■ Directive ■
Below are records to transcribe exactly, without their pictures.
──────── Extracted material
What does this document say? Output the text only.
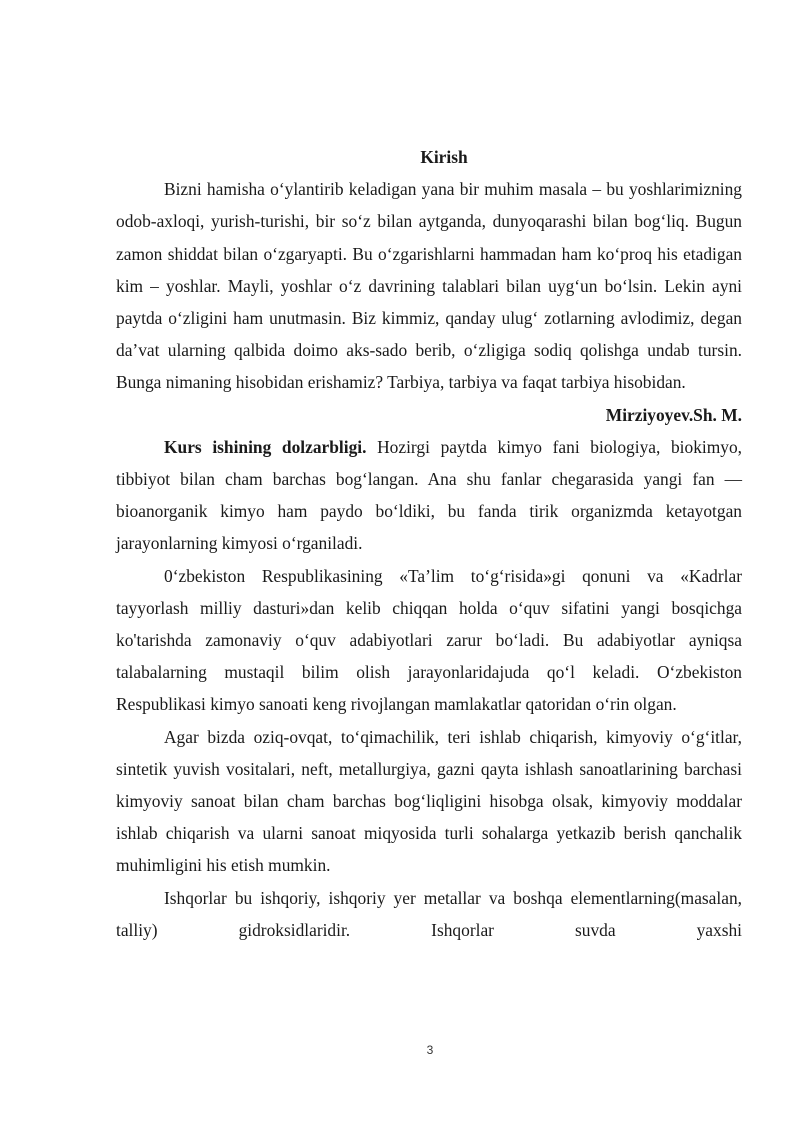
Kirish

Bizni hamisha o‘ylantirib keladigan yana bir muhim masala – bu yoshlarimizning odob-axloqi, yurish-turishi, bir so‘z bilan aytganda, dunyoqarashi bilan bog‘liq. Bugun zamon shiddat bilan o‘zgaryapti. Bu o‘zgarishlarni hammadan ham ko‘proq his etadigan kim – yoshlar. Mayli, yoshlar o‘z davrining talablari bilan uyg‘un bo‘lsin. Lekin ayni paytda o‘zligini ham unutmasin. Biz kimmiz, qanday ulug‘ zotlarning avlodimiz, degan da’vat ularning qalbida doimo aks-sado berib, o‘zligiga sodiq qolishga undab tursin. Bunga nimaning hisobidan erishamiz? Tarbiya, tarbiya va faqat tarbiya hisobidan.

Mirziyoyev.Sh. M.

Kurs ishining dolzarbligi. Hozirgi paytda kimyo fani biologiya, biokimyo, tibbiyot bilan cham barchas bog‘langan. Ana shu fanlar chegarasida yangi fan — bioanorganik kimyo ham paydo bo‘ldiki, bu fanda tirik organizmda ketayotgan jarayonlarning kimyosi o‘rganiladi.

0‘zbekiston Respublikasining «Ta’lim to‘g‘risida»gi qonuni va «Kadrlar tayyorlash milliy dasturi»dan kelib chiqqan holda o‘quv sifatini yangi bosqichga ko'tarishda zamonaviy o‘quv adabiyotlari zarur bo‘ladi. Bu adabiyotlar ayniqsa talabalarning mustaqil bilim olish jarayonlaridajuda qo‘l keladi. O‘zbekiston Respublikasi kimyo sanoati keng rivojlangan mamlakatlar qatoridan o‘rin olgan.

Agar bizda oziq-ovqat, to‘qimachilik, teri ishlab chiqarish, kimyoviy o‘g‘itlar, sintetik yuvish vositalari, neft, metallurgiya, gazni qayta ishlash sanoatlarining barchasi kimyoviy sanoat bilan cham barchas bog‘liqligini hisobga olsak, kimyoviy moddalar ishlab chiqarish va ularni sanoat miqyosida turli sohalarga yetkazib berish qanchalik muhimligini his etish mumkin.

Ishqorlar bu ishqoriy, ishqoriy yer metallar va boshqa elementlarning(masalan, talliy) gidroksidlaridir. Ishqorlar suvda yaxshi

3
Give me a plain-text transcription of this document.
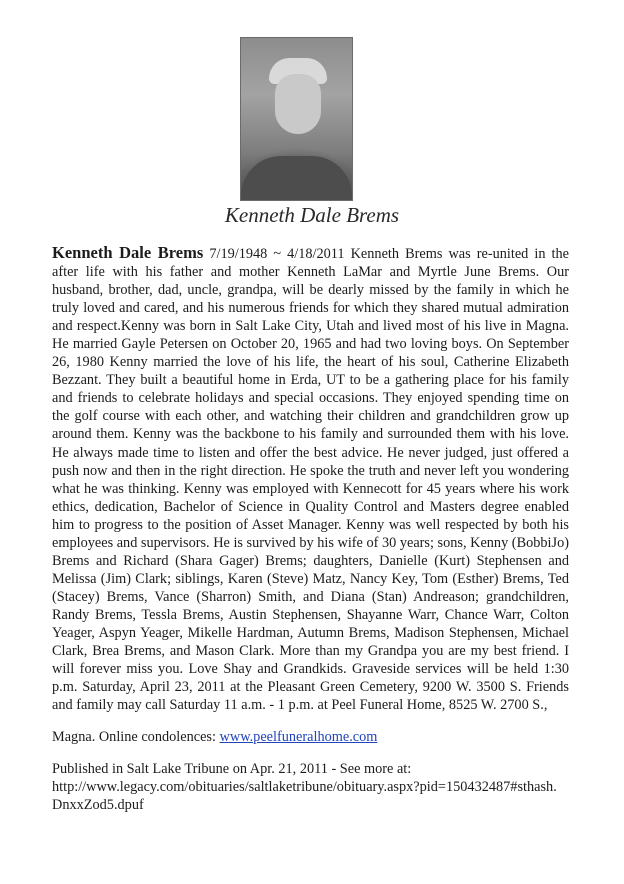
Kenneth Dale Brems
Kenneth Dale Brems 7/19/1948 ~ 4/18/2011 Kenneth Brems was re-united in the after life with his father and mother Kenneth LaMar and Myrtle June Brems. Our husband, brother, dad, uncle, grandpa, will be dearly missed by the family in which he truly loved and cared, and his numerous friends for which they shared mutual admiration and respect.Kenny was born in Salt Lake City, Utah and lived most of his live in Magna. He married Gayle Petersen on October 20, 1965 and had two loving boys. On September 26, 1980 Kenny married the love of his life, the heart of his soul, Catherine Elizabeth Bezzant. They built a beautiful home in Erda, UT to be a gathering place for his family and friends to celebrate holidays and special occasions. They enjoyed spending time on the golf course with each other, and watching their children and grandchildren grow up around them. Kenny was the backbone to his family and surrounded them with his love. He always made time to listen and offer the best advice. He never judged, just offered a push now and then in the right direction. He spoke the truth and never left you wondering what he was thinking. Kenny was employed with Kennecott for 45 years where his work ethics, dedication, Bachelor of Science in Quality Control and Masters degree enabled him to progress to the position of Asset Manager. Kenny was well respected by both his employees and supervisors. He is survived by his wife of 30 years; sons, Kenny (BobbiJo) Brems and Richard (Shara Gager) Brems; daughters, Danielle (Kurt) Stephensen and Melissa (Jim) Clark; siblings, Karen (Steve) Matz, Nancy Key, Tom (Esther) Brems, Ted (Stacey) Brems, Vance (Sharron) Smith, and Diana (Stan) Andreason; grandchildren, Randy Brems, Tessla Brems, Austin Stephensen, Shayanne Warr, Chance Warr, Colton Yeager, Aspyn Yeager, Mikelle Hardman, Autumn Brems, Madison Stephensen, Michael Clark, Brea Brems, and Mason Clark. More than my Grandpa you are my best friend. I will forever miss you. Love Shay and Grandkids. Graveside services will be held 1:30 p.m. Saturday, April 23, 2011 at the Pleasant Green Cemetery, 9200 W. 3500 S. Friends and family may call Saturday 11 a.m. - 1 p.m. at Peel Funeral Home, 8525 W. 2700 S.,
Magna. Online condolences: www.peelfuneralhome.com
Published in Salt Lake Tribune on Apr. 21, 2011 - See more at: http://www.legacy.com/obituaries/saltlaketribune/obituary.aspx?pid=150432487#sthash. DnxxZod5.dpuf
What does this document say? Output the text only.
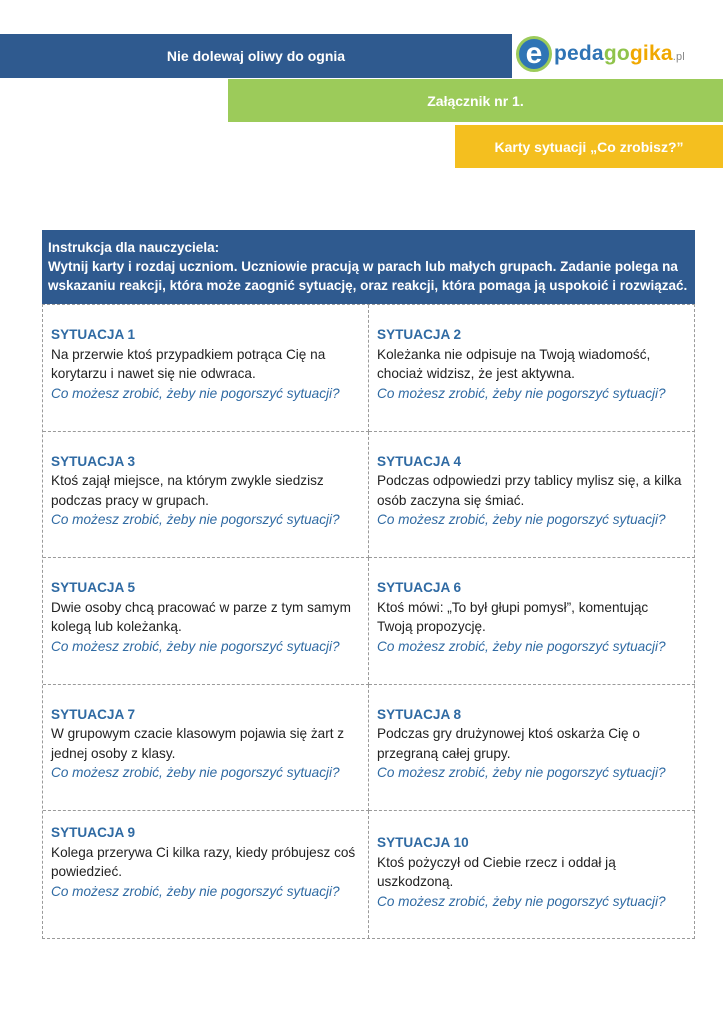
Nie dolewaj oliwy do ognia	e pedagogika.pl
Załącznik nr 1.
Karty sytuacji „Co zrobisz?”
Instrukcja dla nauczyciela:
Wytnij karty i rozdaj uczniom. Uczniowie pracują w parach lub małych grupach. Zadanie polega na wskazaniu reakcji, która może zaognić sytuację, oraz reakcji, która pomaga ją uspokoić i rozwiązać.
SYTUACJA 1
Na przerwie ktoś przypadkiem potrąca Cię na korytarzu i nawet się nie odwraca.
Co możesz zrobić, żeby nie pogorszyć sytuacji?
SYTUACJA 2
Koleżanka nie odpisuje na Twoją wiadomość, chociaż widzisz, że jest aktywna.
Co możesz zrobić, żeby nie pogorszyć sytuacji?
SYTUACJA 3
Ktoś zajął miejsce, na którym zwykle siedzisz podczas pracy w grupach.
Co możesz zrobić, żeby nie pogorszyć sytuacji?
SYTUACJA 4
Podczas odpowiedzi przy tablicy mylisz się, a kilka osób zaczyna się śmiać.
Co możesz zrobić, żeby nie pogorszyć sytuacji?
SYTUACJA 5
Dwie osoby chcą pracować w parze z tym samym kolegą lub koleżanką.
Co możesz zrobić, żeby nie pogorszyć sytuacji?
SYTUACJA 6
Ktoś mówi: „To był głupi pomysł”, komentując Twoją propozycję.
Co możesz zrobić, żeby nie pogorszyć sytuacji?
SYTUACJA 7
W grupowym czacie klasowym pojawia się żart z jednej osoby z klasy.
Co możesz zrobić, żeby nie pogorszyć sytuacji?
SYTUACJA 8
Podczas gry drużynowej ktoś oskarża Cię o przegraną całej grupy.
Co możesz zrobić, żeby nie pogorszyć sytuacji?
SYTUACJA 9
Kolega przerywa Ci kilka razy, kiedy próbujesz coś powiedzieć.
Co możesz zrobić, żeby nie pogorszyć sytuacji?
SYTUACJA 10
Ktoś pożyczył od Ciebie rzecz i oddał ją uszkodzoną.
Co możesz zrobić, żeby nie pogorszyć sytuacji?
────────────────
■ Full solution ■
What does this document say? Output the text only.
Kirish

Bizni hamisha o‘ylantirib keladigan yana bir muhim masala – bu yoshlarimizning odob-axloqi, yurish-turishi, bir so‘z bilan aytganda, dunyoqarashi bilan bog‘liq. Bugun zamon shiddat bilan o‘zgaryapti. Bu o‘zgarishlarni hammadan ham ko‘proq his etadigan kim – yoshlar. Mayli, yoshlar o‘z davrining talablari bilan uyg‘un bo‘lsin. Lekin ayni paytda o‘zligini ham unutmasin. Biz kimmiz, qanday ulug‘ zotlarning avlodimiz, degan da’vat ularning qalbida doimo aks-sado berib, o‘zligiga sodiq qolishga undab tursin. Bunga nimaning hisobidan erishamiz? Tarbiya, tarbiya va faqat tarbiya hisobidan.

Mirziyoyev.Sh. M.

Kurs ishining dolzarbligi. Hozirgi paytda kimyo fani biologiya, biokimyo, tibbiyot bilan cham barchas bog‘langan. Ana shu fanlar chegarasida yangi fan — bioanorganik kimyo ham paydo bo‘ldiki, bu fanda tirik organizmda ketayotgan jarayonlarning kimyosi o‘rganiladi.

0‘zbekiston Respublikasining «Ta’lim to‘g‘risida»gi qonuni va «Kadrlar tayyorlash milliy dasturi»dan kelib chiqqan holda o‘quv sifatini yangi bosqichga ko'tarishda zamonaviy o‘quv adabiyotlari zarur bo‘ladi. Bu adabiyotlar ayniqsa talabalarning mustaqil bilim olish jarayonlaridajuda qo‘l keladi. O‘zbekiston Respublikasi kimyo sanoati keng rivojlangan mamlakatlar qatoridan o‘rin olgan.

Agar bizda oziq-ovqat, to‘qimachilik, teri ishlab chiqarish, kimyoviy o‘g‘itlar, sintetik yuvish vositalari, neft, metallurgiya, gazni qayta ishlash sanoatlarining barchasi kimyoviy sanoat bilan cham barchas bog‘liqligini hisobga olsak, kimyoviy moddalar ishlab chiqarish va ularni sanoat miqyosida turli sohalarga yetkazib berish qanchalik muhimligini his etish mumkin.

Ishqorlar bu ishqoriy, ishqoriy yer metallar va boshqa elementlarning(masalan, talliy) gidroksidlaridir. Ishqorlar suvda yaxshi

3
Give me a plain-text transcription of this document.
Kenneth Dale Brems
Kenneth Dale Brems 7/19/1948 ~ 4/18/2011 Kenneth Brems was re-united in the after life with his father and mother Kenneth LaMar and Myrtle June Brems. Our husband, brother, dad, uncle, grandpa, will be dearly missed by the family in which he truly loved and cared, and his numerous friends for which they shared mutual admiration and respect.Kenny was born in Salt Lake City, Utah and lived most of his live in Magna. He married Gayle Petersen on October 20, 1965 and had two loving boys. On September 26, 1980 Kenny married the love of his life, the heart of his soul, Catherine Elizabeth Bezzant. They built a beautiful home in Erda, UT to be a gathering place for his family and friends to celebrate holidays and special occasions. They enjoyed spending time on the golf course with each other, and watching their children and grandchildren grow up around them. Kenny was the backbone to his family and surrounded them with his love. He always made time to listen and offer the best advice. He never judged, just offered a push now and then in the right direction. He spoke the truth and never left you wondering what he was thinking. Kenny was employed with Kennecott for 45 years where his work ethics, dedication, Bachelor of Science in Quality Control and Masters degree enabled him to progress to the position of Asset Manager. Kenny was well respected by both his employees and supervisors. He is survived by his wife of 30 years; sons, Kenny (BobbiJo) Brems and Richard (Shara Gager) Brems; daughters, Danielle (Kurt) Stephensen and Melissa (Jim) Clark; siblings, Karen (Steve) Matz, Nancy Key, Tom (Esther) Brems, Ted (Stacey) Brems, Vance (Sharron) Smith, and Diana (Stan) Andreason; grandchildren, Randy Brems, Tessla Brems, Austin Stephensen, Shayanne Warr, Chance Warr, Colton Yeager, Aspyn Yeager, Mikelle Hardman, Autumn Brems, Madison Stephensen, Michael Clark, Brea Brems, and Mason Clark. More than my Grandpa you are my best friend. I will forever miss you. Love Shay and Grandkids. Graveside services will be held 1:30 p.m. Saturday, April 23, 2011 at the Pleasant Green Cemetery, 9200 W. 3500 S. Friends and family may call Saturday 11 a.m. - 1 p.m. at Peel Funeral Home, 8525 W. 2700 S.,
Magna. Online condolences: www.peelfuneralhome.com
Published in Salt Lake Tribune on Apr. 21, 2011 - See more at: http://www.legacy.com/obituaries/saltlaketribune/obituary.aspx?pid=150432487#sthash. DnxxZod5.dpuf
What does this document say? Output the text only.
Nie dolewaj oliwy do ognia	e pedagogika.pl
Załącznik nr 1.
Karty sytuacji „Co zrobisz?”
Instrukcja dla nauczyciela:
Wytnij karty i rozdaj uczniom. Uczniowie pracują w parach lub małych grupach. Zadanie polega na wskazaniu reakcji, która może zaognić sytuację, oraz reakcji, która pomaga ją uspokoić i rozwiązać.
SYTUACJA 1
Na przerwie ktoś przypadkiem potrąca Cię na korytarzu i nawet się nie odwraca.
Co możesz zrobić, żeby nie pogorszyć sytuacji?
SYTUACJA 2
Koleżanka nie odpisuje na Twoją wiadomość, chociaż widzisz, że jest aktywna.
Co możesz zrobić, żeby nie pogorszyć sytuacji?
SYTUACJA 3
Ktoś zajął miejsce, na którym zwykle siedzisz podczas pracy w grupach.
Co możesz zrobić, żeby nie pogorszyć sytuacji?
SYTUACJA 4
Podczas odpowiedzi przy tablicy mylisz się, a kilka osób zaczyna się śmiać.
Co możesz zrobić, żeby nie pogorszyć sytuacji?
SYTUACJA 5
Dwie osoby chcą pracować w parze z tym samym kolegą lub koleżanką.
Co możesz zrobić, żeby nie pogorszyć sytuacji?
SYTUACJA 6
Ktoś mówi: „To był głupi pomysł”, komentując Twoją propozycję.
Co możesz zrobić, żeby nie pogorszyć sytuacji?
SYTUACJA 7
W grupowym czacie klasowym pojawia się żart z jednej osoby z klasy.
Co możesz zrobić, żeby nie pogorszyć sytuacji?
SYTUACJA 8
Podczas gry drużynowej ktoś oskarża Cię o przegraną całej grupy.
Co możesz zrobić, żeby nie pogorszyć sytuacji?
SYTUACJA 9
Kolega przerywa Ci kilka razy, kiedy próbujesz coś powiedzieć.
Co możesz zrobić, żeby nie pogorszyć sytuacji?
SYTUACJA 10
Ktoś pożyczył od Ciebie rzecz i oddał ją uszkodzoną.
Co możesz zrobić, żeby nie pogorszyć sytuacji?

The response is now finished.